⟨

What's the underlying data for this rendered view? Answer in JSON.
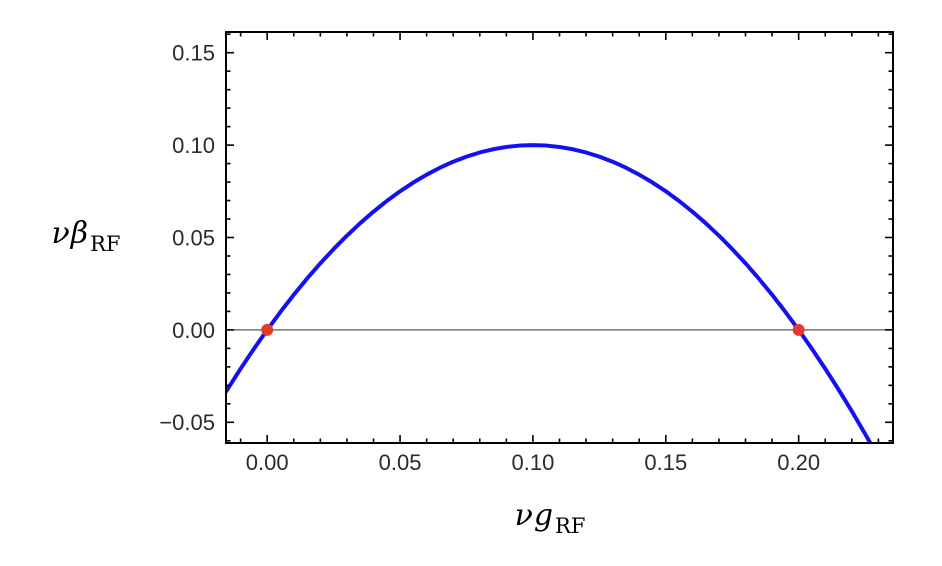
{
  "chart_data": {
    "type": "line",
    "title": "",
    "xlabel": {
      "main": "νg",
      "sub": "RF"
    },
    "ylabel": {
      "main": "νβ",
      "sub": "RF"
    },
    "x_range": [
      -0.0155,
      0.2355
    ],
    "y_range": [
      -0.0612,
      0.1612
    ],
    "grid": false,
    "legend": "none",
    "frame": true,
    "x_ticks": [
      {
        "v": 0.0,
        "label": "0.00"
      },
      {
        "v": 0.05,
        "label": "0.05"
      },
      {
        "v": 0.1,
        "label": "0.10"
      },
      {
        "v": 0.15,
        "label": "0.15"
      },
      {
        "v": 0.2,
        "label": "0.20"
      }
    ],
    "y_ticks": [
      {
        "v": -0.05,
        "label": "−0.05"
      },
      {
        "v": 0.0,
        "label": "0.00"
      },
      {
        "v": 0.05,
        "label": "0.05"
      },
      {
        "v": 0.1,
        "label": "0.10"
      },
      {
        "v": 0.15,
        "label": "0.15"
      }
    ],
    "minor_tick_step": 0.01,
    "zero_line": {
      "y": 0.0,
      "color": "#5a5a5a",
      "width": 1.3
    },
    "series": [
      {
        "color": "#1411f0",
        "stroke_width": 4,
        "points": [
          [
            -0.0155,
            -0.0334
          ],
          [
            -0.015,
            -0.03225
          ],
          [
            -0.01,
            -0.021
          ],
          [
            -0.005,
            -0.01025
          ],
          [
            0.0,
            0.0
          ],
          [
            0.005,
            0.00975
          ],
          [
            0.01,
            0.019
          ],
          [
            0.015,
            0.02775
          ],
          [
            0.02,
            0.036
          ],
          [
            0.025,
            0.04375
          ],
          [
            0.03,
            0.051
          ],
          [
            0.035,
            0.05775
          ],
          [
            0.04,
            0.064
          ],
          [
            0.045,
            0.06975
          ],
          [
            0.05,
            0.075
          ],
          [
            0.055,
            0.07975
          ],
          [
            0.06,
            0.084
          ],
          [
            0.065,
            0.08775
          ],
          [
            0.07,
            0.091
          ],
          [
            0.075,
            0.09375
          ],
          [
            0.08,
            0.096
          ],
          [
            0.085,
            0.09775
          ],
          [
            0.09,
            0.099
          ],
          [
            0.095,
            0.09975
          ],
          [
            0.1,
            0.1
          ],
          [
            0.105,
            0.09975
          ],
          [
            0.11,
            0.099
          ],
          [
            0.115,
            0.09775
          ],
          [
            0.12,
            0.096
          ],
          [
            0.125,
            0.09375
          ],
          [
            0.13,
            0.091
          ],
          [
            0.135,
            0.08775
          ],
          [
            0.14,
            0.084
          ],
          [
            0.145,
            0.07975
          ],
          [
            0.15,
            0.075
          ],
          [
            0.155,
            0.06975
          ],
          [
            0.16,
            0.064
          ],
          [
            0.165,
            0.05775
          ],
          [
            0.17,
            0.051
          ],
          [
            0.175,
            0.04375
          ],
          [
            0.18,
            0.036
          ],
          [
            0.185,
            0.02775
          ],
          [
            0.19,
            0.019
          ],
          [
            0.195,
            0.00975
          ],
          [
            0.2,
            0.0
          ],
          [
            0.205,
            -0.01025
          ],
          [
            0.21,
            -0.021
          ],
          [
            0.215,
            -0.03225
          ],
          [
            0.22,
            -0.044
          ],
          [
            0.225,
            -0.05625
          ],
          [
            0.23,
            -0.069
          ],
          [
            0.235,
            -0.08225
          ]
        ]
      }
    ],
    "markers": {
      "color": "#e23b2c",
      "radius": 6,
      "points": [
        [
          0.0,
          0.0
        ],
        [
          0.2,
          0.0
        ]
      ]
    },
    "frame_color": "#000000",
    "tick_label_color": "#2b2b2b",
    "tick_label_size": 22
  }
}
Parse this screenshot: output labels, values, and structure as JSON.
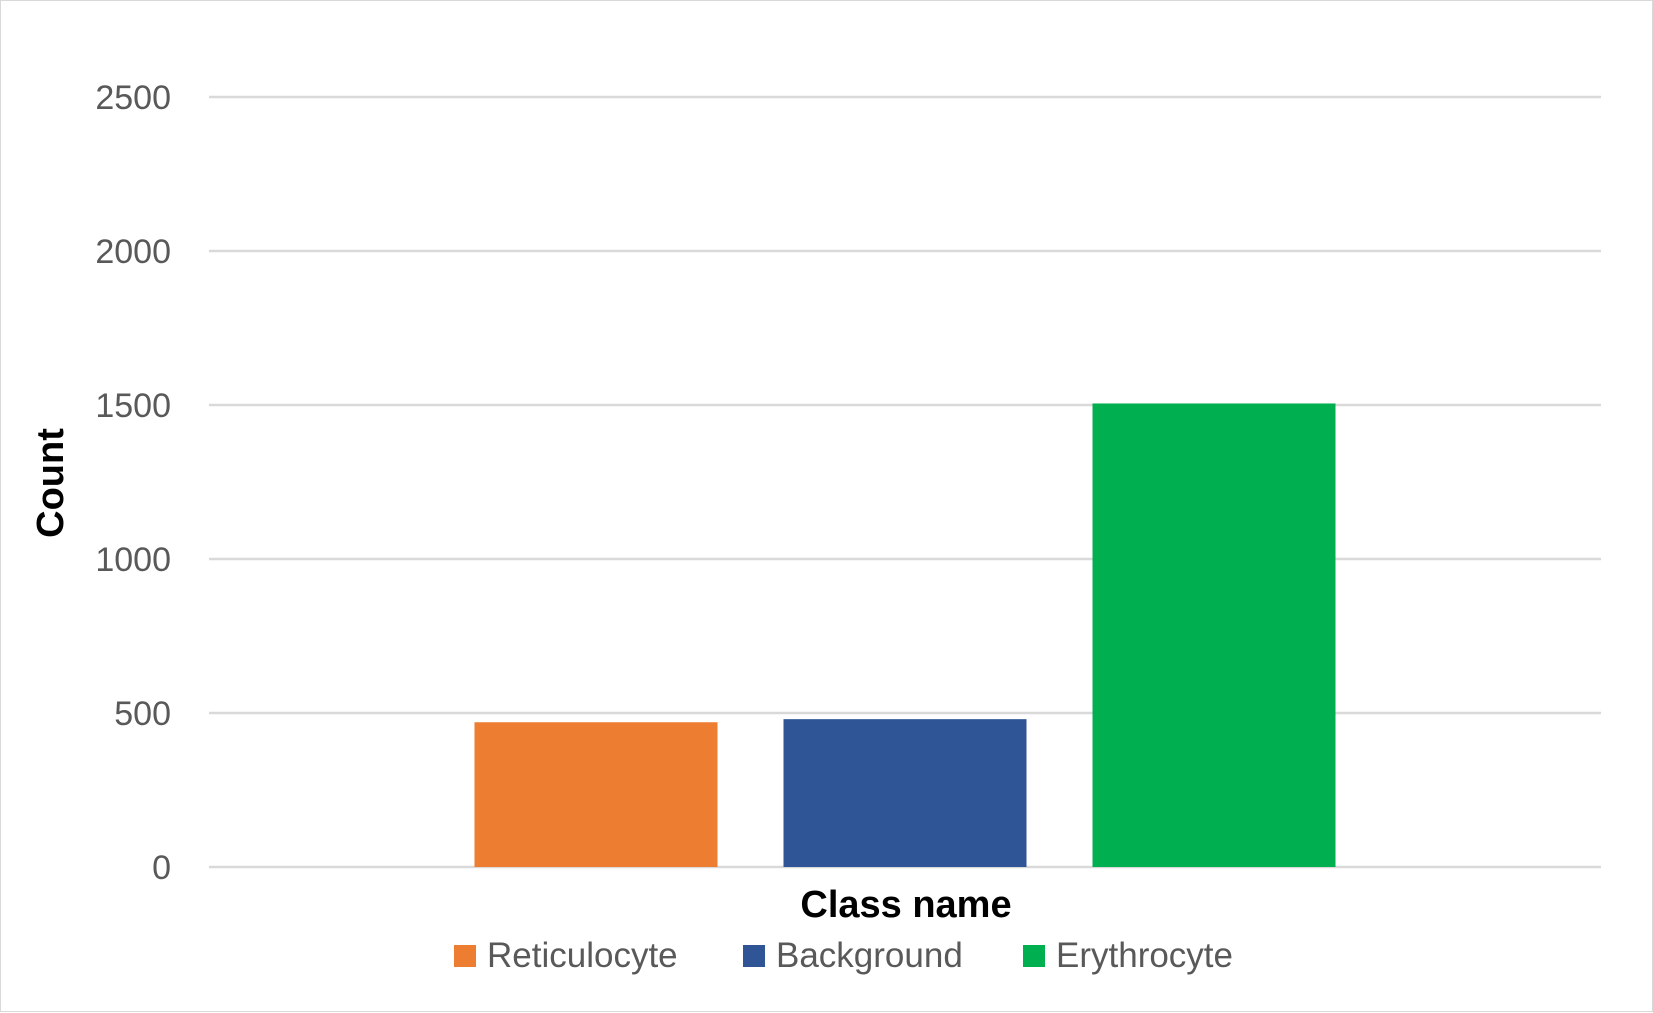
{
  "chart_data": {
    "type": "bar",
    "title": "",
    "xlabel": "Class name",
    "ylabel": "Count",
    "ylim": [
      0,
      2500
    ],
    "yticks": [
      0,
      500,
      1000,
      1500,
      2000,
      2500
    ],
    "grid": true,
    "legend_position": "bottom",
    "categories": [
      ""
    ],
    "series": [
      {
        "name": "Reticulocyte",
        "values": [
          470
        ],
        "color": "#ED7D31"
      },
      {
        "name": "Background",
        "values": [
          480
        ],
        "color": "#2F5597"
      },
      {
        "name": "Erythrocyte",
        "values": [
          1505
        ],
        "color": "#00B050"
      }
    ]
  }
}
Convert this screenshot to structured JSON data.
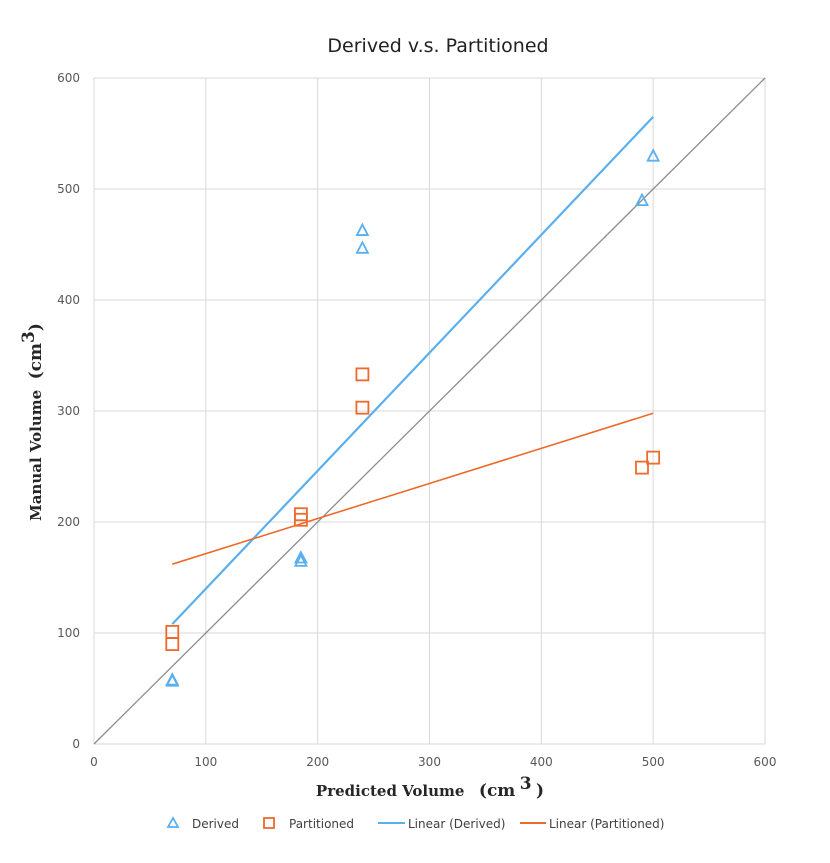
{
  "chart_data": {
    "type": "scatter",
    "title": "Derived v.s. Partitioned",
    "xlabel": "Predicted Volume",
    "ylabel": "Manual Volume",
    "unit": "cm",
    "unit_exp": "3",
    "xlim": [
      0,
      600
    ],
    "ylim": [
      0,
      600
    ],
    "xticks": [
      0,
      100,
      200,
      300,
      400,
      500,
      600
    ],
    "yticks": [
      0,
      100,
      200,
      300,
      400,
      500,
      600
    ],
    "grid": true,
    "legend_position": "bottom",
    "series": [
      {
        "name": "Derived",
        "marker": "triangle",
        "color": "#5AAFEF",
        "points": [
          [
            70,
            58
          ],
          [
            70,
            57
          ],
          [
            185,
            168
          ],
          [
            185,
            165
          ],
          [
            240,
            463
          ],
          [
            240,
            447
          ],
          [
            490,
            490
          ],
          [
            500,
            530
          ]
        ]
      },
      {
        "name": "Partitioned",
        "marker": "square",
        "color": "#ED6A2B",
        "points": [
          [
            70,
            101
          ],
          [
            70,
            90
          ],
          [
            185,
            207
          ],
          [
            185,
            202
          ],
          [
            240,
            333
          ],
          [
            240,
            303
          ],
          [
            490,
            249
          ],
          [
            500,
            258
          ]
        ]
      }
    ],
    "trendlines": [
      {
        "name": "Linear (Derived)",
        "color": "#5AAFEF",
        "points": [
          [
            70,
            108
          ],
          [
            500,
            565
          ]
        ]
      },
      {
        "name": "Linear (Partitioned)",
        "color": "#ED6A2B",
        "points": [
          [
            70,
            162
          ],
          [
            500,
            298
          ]
        ]
      }
    ],
    "reference_line": {
      "color": "#8C8C8C",
      "points": [
        [
          0,
          0
        ],
        [
          600,
          600
        ]
      ]
    }
  }
}
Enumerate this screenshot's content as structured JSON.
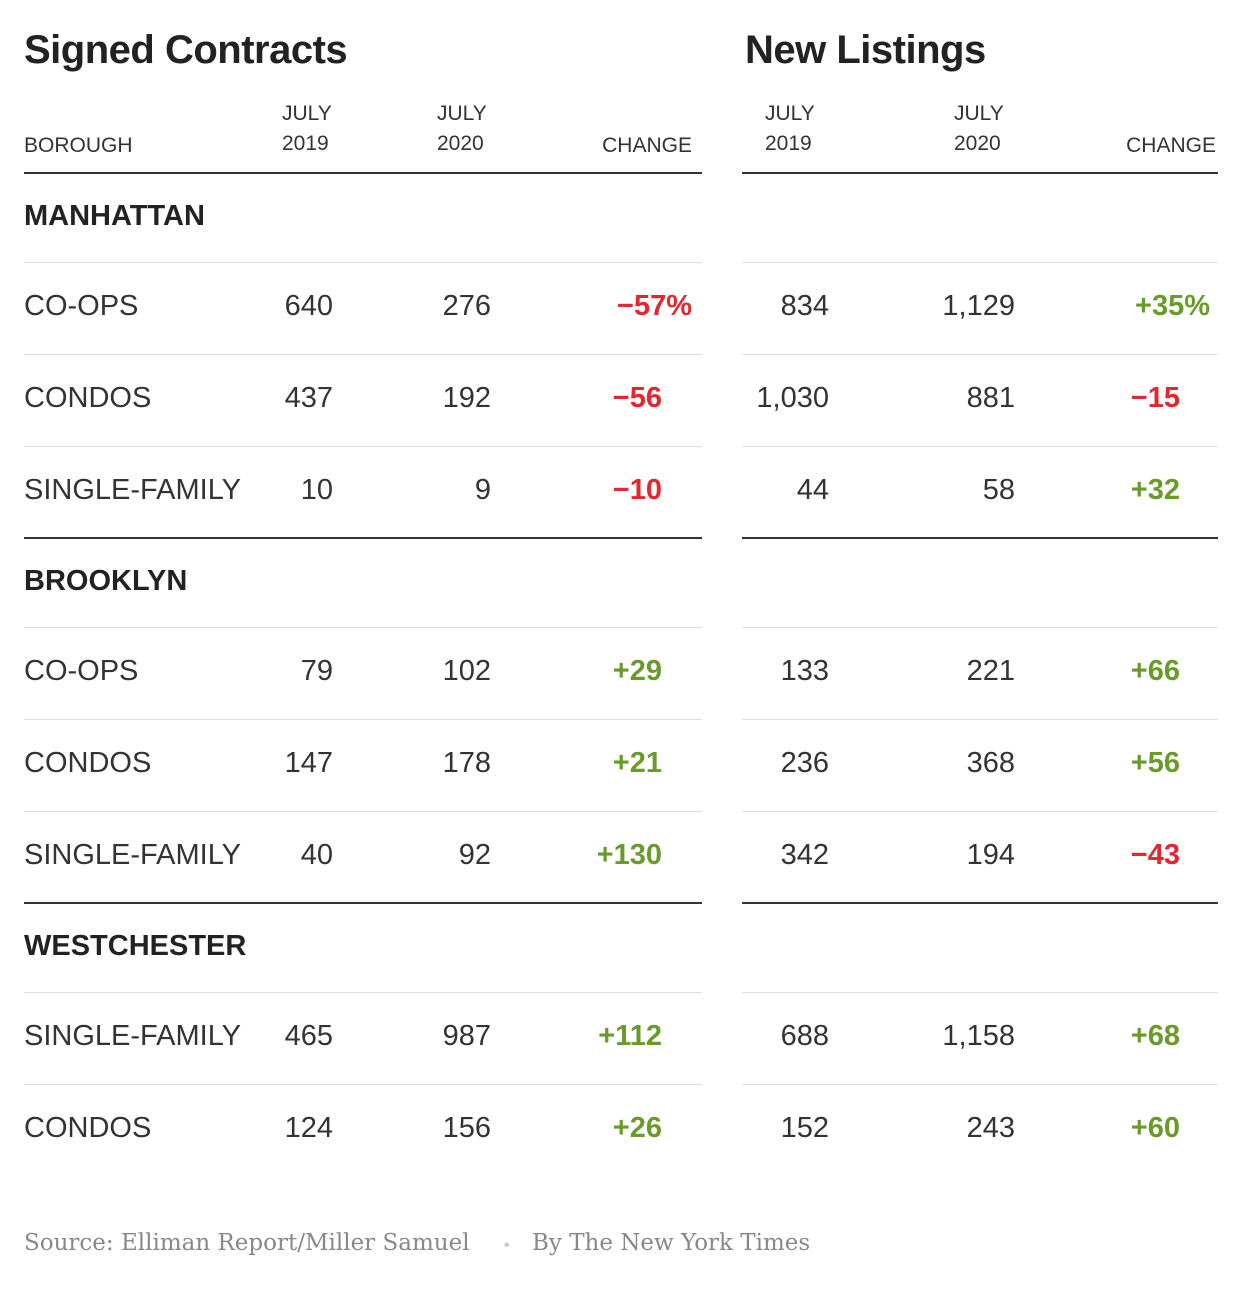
{
  "titles": {
    "left": "Signed Contracts",
    "right": "New Listings"
  },
  "headers": {
    "borough": "BOROUGH",
    "y2019": [
      "JULY",
      "2019"
    ],
    "y2020": [
      "JULY",
      "2020"
    ],
    "change": "CHANGE"
  },
  "colors": {
    "negative": "#e4262e",
    "positive": "#6a9a2a"
  },
  "sections": [
    {
      "name": "MANHATTAN",
      "rows": [
        {
          "type": "CO-OPS",
          "contracts": [
            "640",
            "276",
            "−57%"
          ],
          "listings": [
            "834",
            "1,129",
            "+35%"
          ]
        },
        {
          "type": "CONDOS",
          "contracts": [
            "437",
            "192",
            "−56"
          ],
          "listings": [
            "1,030",
            "881",
            "−15"
          ]
        },
        {
          "type": "SINGLE-FAMILY",
          "contracts": [
            "10",
            "9",
            "−10"
          ],
          "listings": [
            "44",
            "58",
            "+32"
          ]
        }
      ]
    },
    {
      "name": "BROOKLYN",
      "rows": [
        {
          "type": "CO-OPS",
          "contracts": [
            "79",
            "102",
            "+29"
          ],
          "listings": [
            "133",
            "221",
            "+66"
          ]
        },
        {
          "type": "CONDOS",
          "contracts": [
            "147",
            "178",
            "+21"
          ],
          "listings": [
            "236",
            "368",
            "+56"
          ]
        },
        {
          "type": "SINGLE-FAMILY",
          "contracts": [
            "40",
            "92",
            "+130"
          ],
          "listings": [
            "342",
            "194",
            "−43"
          ]
        }
      ]
    },
    {
      "name": "WESTCHESTER",
      "rows": [
        {
          "type": "SINGLE-FAMILY",
          "contracts": [
            "465",
            "987",
            "+112"
          ],
          "listings": [
            "688",
            "1,158",
            "+68"
          ]
        },
        {
          "type": "CONDOS",
          "contracts": [
            "124",
            "156",
            "+26"
          ],
          "listings": [
            "152",
            "243",
            "+60"
          ]
        }
      ]
    }
  ],
  "footer": {
    "source": "Source: Elliman Report/Miller Samuel",
    "byline": "By The New York Times",
    "separator": "•"
  }
}
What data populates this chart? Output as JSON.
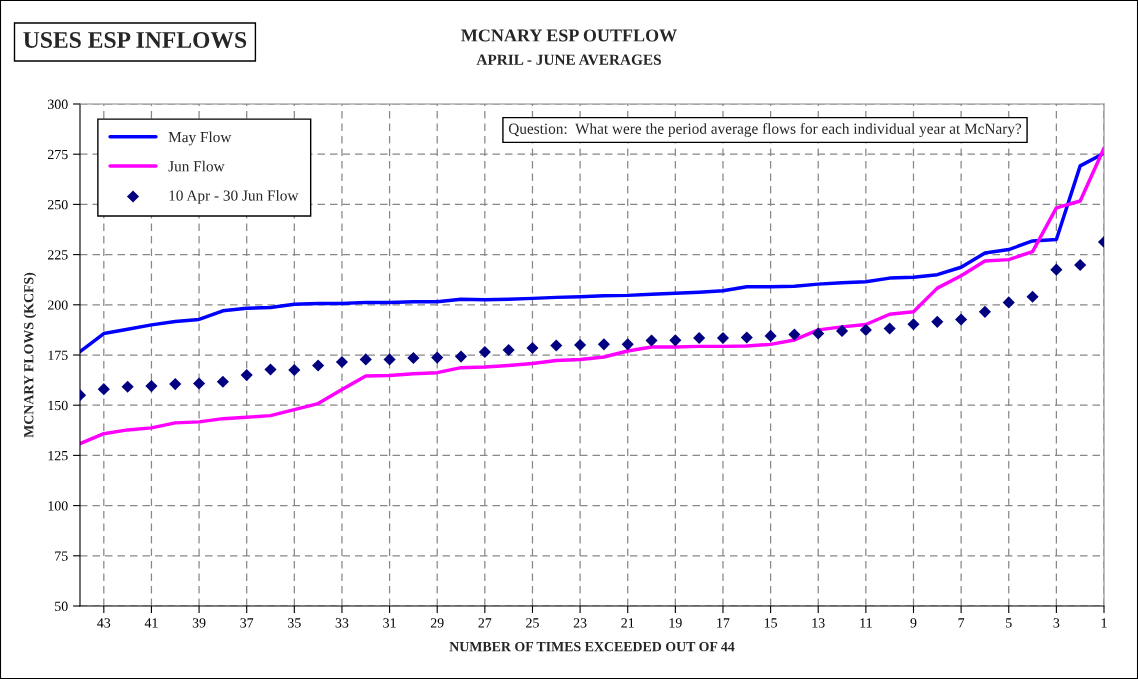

⟩

Exercise: Of the lines above, how many hold the string "screenshot"? Answer with only the number.

Solution to this exercise: 3